[Saved data entries]
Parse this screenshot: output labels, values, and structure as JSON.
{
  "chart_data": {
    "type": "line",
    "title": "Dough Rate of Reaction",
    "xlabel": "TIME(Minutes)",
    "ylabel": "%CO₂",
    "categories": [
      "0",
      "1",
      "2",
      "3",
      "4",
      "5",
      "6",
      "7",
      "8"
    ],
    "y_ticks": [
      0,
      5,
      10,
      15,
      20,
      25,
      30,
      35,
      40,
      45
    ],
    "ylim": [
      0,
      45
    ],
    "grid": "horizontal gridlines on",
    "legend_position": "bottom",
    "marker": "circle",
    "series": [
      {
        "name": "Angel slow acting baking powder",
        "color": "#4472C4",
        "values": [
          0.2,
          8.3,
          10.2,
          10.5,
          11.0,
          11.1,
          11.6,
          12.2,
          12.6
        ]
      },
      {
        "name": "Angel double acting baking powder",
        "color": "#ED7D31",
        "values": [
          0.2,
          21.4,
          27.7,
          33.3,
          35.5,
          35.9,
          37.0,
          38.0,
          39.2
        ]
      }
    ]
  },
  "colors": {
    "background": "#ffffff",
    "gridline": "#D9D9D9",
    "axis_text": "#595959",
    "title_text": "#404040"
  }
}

==

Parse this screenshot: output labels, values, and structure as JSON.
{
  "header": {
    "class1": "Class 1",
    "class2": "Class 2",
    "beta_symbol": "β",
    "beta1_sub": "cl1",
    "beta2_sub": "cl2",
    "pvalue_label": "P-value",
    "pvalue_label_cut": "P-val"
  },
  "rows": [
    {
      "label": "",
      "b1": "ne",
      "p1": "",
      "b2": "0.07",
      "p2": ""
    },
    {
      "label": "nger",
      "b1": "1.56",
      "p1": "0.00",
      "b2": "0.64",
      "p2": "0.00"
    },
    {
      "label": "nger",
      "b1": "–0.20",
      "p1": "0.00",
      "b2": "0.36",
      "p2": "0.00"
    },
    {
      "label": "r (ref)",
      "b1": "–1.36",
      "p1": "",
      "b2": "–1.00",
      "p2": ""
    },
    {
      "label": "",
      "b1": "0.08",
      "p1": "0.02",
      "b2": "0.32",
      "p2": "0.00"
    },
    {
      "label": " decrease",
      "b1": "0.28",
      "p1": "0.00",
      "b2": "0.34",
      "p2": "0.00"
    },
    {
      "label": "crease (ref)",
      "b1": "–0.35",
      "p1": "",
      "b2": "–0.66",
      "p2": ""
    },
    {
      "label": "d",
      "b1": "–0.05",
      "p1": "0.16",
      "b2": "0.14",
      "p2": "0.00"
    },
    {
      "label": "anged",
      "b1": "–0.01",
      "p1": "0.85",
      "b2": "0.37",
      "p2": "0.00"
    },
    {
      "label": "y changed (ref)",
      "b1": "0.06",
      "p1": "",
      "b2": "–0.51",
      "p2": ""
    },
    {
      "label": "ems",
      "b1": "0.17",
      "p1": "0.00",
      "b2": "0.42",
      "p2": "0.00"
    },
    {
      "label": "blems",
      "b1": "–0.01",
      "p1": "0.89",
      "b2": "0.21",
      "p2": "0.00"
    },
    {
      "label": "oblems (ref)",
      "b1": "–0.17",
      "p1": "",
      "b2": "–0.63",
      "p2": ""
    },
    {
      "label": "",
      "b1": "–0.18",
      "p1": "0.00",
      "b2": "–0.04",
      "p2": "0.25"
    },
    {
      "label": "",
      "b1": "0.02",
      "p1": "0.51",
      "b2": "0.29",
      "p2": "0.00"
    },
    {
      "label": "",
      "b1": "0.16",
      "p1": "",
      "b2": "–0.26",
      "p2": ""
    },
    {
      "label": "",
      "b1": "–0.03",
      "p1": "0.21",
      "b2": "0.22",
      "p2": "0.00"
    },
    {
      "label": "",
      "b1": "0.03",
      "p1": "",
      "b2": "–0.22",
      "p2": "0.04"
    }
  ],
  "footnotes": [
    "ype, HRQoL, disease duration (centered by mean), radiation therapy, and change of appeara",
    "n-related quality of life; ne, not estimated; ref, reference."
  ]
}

_What is asked_. Pull every line containing "name" out of the records.

_Written answer_.
        "name": "Angel slow acting baking powder",
        "name": "Angel double acting baking powder",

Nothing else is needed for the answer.